Stated goal 1:
Reproduce the portion of the password leak excerpt that begins with the words "After specifically crawling" and ends with "since been resolved.".

Provided passage:
## BEGIN

After specifically crawling sites for password leaks in May 2021, the researchers also found 52 websites in which third parties, including the Russian tech giant Yandex, were incidentally collecting password data before submission. The group disclosed their findings to these sites, and all 52 instances have since been resolved.

“If there’s a Submit button on a form, the reasonable expectation is that it does something—that it will submit your data when you click it,” says Güneş Acar, a professor and researcher in Radboud University’s digital security group and one of the leaders of the study. “We were super surprised by these results. We thought maybe we were going to find a few hundred websites where your email is collected before you submit, but this exceeded our expectations by far.”

Research paper.

## END

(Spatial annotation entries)
## BEGIN

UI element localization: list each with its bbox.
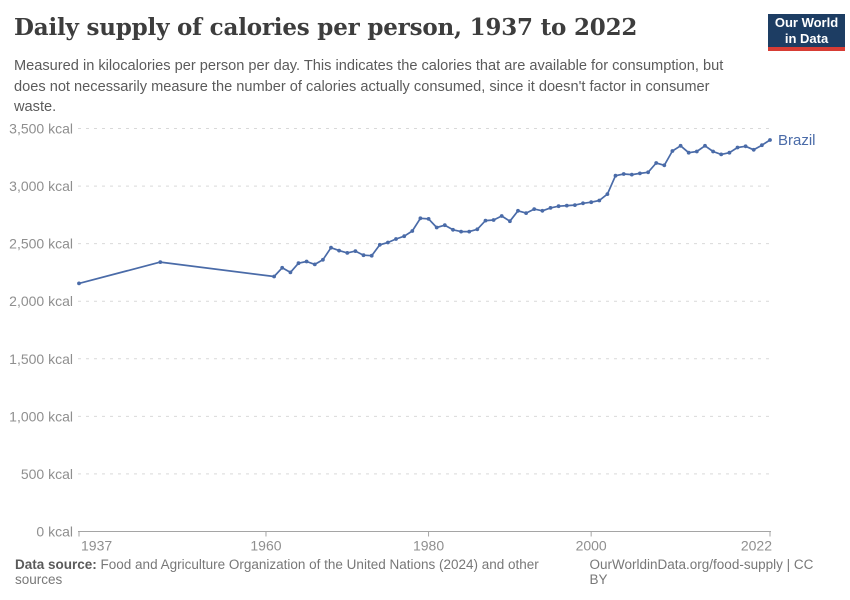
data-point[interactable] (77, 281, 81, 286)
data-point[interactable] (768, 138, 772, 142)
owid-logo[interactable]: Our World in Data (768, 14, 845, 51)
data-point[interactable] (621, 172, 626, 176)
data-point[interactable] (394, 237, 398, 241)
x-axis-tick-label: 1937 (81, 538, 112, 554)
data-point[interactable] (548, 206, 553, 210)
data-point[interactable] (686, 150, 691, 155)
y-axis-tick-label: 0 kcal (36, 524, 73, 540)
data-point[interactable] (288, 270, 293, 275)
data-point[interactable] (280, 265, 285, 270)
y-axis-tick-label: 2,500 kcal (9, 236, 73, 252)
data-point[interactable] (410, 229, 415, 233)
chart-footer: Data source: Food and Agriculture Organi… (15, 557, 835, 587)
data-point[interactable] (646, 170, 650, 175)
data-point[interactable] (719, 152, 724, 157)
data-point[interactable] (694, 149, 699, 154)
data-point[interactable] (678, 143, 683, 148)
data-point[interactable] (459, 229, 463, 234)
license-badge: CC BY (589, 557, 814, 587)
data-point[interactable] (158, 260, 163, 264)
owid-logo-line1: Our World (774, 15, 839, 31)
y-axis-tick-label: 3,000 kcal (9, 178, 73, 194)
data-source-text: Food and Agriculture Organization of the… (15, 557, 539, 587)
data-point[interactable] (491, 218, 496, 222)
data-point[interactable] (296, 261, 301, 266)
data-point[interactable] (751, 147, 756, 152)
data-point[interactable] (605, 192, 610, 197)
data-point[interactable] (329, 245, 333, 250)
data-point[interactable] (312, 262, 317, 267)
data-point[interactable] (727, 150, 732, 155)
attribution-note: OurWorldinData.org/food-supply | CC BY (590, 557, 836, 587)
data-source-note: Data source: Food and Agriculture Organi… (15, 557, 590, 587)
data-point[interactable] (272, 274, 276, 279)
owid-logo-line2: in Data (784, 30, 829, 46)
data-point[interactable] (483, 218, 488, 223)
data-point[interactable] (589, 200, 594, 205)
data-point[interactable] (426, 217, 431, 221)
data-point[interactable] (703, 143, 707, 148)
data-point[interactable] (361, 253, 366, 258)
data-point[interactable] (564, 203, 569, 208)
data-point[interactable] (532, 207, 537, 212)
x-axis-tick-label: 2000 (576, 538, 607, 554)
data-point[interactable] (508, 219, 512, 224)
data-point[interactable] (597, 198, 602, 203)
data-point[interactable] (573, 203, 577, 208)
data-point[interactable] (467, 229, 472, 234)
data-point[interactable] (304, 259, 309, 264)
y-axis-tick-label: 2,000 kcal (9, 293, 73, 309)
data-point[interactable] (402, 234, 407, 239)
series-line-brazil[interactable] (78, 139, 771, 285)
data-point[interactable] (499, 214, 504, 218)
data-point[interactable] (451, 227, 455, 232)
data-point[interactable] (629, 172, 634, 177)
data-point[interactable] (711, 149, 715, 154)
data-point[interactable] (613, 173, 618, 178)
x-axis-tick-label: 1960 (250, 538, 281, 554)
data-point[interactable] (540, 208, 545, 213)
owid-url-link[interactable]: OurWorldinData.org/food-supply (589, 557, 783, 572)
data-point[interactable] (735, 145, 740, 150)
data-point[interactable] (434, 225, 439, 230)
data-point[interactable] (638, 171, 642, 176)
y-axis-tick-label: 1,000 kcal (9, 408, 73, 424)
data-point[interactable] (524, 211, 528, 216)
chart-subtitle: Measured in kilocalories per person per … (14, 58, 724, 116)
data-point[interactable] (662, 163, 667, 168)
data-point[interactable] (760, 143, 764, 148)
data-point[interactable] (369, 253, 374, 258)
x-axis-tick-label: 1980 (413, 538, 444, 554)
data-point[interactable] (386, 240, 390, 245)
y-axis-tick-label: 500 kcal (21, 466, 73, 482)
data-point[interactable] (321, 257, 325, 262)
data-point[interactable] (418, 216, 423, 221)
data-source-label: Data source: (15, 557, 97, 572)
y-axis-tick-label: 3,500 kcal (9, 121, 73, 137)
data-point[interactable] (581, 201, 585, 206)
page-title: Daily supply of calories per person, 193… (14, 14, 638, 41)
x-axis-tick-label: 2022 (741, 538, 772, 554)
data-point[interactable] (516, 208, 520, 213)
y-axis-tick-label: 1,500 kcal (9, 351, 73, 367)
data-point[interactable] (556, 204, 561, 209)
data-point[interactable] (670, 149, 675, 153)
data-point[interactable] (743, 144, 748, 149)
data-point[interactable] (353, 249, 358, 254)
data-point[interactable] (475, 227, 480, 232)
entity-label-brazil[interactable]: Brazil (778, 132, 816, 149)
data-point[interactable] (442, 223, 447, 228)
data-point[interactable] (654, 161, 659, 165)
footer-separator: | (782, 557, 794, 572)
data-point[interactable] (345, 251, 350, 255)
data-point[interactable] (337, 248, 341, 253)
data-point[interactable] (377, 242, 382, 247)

## END
## BEGIN

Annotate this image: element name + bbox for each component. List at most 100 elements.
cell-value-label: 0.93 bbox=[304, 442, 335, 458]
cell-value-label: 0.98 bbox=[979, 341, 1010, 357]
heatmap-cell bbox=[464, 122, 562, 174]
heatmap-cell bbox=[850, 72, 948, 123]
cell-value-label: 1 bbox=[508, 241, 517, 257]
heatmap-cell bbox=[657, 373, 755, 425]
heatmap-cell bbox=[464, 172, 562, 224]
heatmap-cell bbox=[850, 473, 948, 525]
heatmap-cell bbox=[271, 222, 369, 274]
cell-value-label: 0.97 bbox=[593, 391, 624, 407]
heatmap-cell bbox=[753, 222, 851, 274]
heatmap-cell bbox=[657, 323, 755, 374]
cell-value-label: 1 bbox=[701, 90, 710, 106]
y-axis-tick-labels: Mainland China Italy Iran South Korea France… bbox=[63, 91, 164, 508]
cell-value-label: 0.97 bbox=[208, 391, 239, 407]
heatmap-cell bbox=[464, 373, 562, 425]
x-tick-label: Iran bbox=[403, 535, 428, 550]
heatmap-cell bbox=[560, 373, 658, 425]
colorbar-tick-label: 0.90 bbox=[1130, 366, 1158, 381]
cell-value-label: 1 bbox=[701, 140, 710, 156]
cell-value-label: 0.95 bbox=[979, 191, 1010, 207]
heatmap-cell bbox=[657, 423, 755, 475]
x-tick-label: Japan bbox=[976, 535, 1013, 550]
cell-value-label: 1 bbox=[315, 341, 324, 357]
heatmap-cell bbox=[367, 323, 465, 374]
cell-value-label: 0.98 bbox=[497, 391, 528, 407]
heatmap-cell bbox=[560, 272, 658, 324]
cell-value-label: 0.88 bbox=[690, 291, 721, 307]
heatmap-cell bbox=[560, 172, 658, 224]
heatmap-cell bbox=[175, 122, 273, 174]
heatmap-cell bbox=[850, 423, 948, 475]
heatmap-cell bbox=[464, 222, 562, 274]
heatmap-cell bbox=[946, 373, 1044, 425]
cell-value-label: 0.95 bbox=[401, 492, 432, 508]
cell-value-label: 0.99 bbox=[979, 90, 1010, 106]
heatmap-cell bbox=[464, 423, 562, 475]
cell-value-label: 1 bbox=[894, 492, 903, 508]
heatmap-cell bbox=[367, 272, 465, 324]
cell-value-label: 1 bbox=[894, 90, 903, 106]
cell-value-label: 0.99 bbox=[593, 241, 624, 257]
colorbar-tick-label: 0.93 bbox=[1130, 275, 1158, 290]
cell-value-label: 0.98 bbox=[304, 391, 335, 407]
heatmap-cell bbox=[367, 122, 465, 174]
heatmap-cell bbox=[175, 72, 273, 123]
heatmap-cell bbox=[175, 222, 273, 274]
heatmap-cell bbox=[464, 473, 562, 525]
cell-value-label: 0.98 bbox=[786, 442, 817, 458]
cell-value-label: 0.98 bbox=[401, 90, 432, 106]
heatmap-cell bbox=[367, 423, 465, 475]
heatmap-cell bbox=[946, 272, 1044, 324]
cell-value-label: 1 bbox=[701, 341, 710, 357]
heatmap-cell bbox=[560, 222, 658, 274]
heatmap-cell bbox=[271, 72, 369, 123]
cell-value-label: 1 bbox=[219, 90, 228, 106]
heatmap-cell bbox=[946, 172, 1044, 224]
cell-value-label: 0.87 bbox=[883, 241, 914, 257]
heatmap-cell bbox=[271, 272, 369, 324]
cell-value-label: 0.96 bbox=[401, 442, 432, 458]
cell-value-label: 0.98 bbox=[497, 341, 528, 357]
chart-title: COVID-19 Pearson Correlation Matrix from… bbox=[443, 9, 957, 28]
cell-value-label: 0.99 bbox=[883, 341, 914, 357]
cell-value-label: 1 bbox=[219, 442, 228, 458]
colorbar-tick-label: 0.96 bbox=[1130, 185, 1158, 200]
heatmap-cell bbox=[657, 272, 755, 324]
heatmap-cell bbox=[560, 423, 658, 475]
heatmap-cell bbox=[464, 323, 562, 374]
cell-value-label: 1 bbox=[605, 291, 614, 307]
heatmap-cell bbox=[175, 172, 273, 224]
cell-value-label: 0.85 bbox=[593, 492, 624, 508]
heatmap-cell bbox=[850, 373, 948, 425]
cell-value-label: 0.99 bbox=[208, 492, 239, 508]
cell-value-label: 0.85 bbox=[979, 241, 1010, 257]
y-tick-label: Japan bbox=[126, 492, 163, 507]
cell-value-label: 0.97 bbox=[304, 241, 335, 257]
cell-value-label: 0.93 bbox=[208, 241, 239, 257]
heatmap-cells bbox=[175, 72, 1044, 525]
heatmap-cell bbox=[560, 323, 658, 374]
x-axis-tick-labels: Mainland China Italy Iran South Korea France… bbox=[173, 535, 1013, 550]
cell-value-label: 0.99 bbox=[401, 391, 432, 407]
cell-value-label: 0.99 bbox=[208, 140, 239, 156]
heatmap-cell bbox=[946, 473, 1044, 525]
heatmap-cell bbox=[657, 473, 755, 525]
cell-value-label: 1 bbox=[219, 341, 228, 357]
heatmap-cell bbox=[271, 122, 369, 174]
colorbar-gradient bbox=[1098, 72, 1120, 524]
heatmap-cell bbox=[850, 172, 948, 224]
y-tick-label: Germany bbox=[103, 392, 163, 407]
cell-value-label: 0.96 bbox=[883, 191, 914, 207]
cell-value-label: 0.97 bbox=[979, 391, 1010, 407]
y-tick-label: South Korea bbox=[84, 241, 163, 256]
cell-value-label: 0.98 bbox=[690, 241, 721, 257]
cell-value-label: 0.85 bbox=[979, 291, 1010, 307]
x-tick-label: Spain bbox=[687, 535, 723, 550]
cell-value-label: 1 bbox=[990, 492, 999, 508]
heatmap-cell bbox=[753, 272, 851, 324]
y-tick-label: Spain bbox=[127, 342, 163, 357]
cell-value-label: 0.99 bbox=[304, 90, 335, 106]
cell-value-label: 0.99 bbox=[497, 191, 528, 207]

## END
## BEGIN

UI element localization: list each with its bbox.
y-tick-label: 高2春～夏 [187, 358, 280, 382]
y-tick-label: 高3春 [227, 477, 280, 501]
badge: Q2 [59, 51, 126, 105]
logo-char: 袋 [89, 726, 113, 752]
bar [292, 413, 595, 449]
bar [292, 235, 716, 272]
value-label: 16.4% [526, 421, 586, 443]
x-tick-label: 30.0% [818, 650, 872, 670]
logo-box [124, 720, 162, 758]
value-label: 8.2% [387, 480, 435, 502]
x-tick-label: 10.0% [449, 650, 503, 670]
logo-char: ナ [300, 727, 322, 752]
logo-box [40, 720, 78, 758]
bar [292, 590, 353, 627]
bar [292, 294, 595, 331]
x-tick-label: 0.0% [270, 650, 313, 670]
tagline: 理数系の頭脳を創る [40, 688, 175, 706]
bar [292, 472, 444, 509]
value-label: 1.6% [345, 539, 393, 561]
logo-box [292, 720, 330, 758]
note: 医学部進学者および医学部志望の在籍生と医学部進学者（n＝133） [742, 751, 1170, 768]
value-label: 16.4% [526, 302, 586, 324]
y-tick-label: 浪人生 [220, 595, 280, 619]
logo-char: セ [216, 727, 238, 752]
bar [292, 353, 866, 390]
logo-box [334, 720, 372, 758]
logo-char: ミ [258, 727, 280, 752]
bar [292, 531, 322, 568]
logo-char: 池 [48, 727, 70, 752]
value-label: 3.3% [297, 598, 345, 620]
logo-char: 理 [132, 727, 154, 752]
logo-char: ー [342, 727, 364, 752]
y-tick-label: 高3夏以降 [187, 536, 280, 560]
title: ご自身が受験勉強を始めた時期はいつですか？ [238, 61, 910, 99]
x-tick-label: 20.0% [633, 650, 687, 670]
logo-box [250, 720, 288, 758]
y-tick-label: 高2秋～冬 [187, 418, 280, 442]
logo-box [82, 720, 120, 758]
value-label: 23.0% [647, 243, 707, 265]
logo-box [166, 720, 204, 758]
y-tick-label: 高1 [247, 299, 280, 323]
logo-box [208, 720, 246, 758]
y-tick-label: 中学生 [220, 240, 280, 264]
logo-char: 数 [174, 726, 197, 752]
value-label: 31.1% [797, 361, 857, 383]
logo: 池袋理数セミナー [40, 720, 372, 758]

## END

Stated goal 2:
Recast as a numbered list the rows starting with the one containing "data-point[interactable] (77, 281, 81, 286)" and ending with the one containing "data-point[interactable] (694, 149, 699, 154)", including both and omitting any blank lines.

Correct result 1:
After specifically crawling sites for password leaks in May 2021, the researchers also found 52 websites in which third parties, including the Russian tech giant Yandex, were incidentally collecting password data before submission. The group disclosed their findings to these sites, and all 52 instances have since been resolved.

Correct result 2:
1. data-point[interactable] (77, 281, 81, 286)
2. data-point[interactable] (768, 138, 772, 142)
3. owid-logo[interactable]: Our World in Data (768, 14, 845, 51)
4. data-point[interactable] (621, 172, 626, 176)
5. data-point[interactable] (394, 237, 398, 241)
6. x-axis-tick-label: 1937 (81, 538, 112, 554)
7. data-point[interactable] (548, 206, 553, 210)
8. data-point[interactable] (686, 150, 691, 155)
9. y-axis-tick-label: 0 kcal (36, 524, 73, 540)
10. data-point[interactable] (288, 270, 293, 275)
11. data-point[interactable] (280, 265, 285, 270)
12. y-axis-tick-label: 2,500 kcal (9, 236, 73, 252)
13. data-point[interactable] (410, 229, 415, 233)
14. chart-footer: Data source: Food and Agriculture Organi… (15, 557, 835, 587)
15. data-point[interactable] (646, 170, 650, 175)
16. data-point[interactable] (719, 152, 724, 157)
17. data-point[interactable] (694, 149, 699, 154)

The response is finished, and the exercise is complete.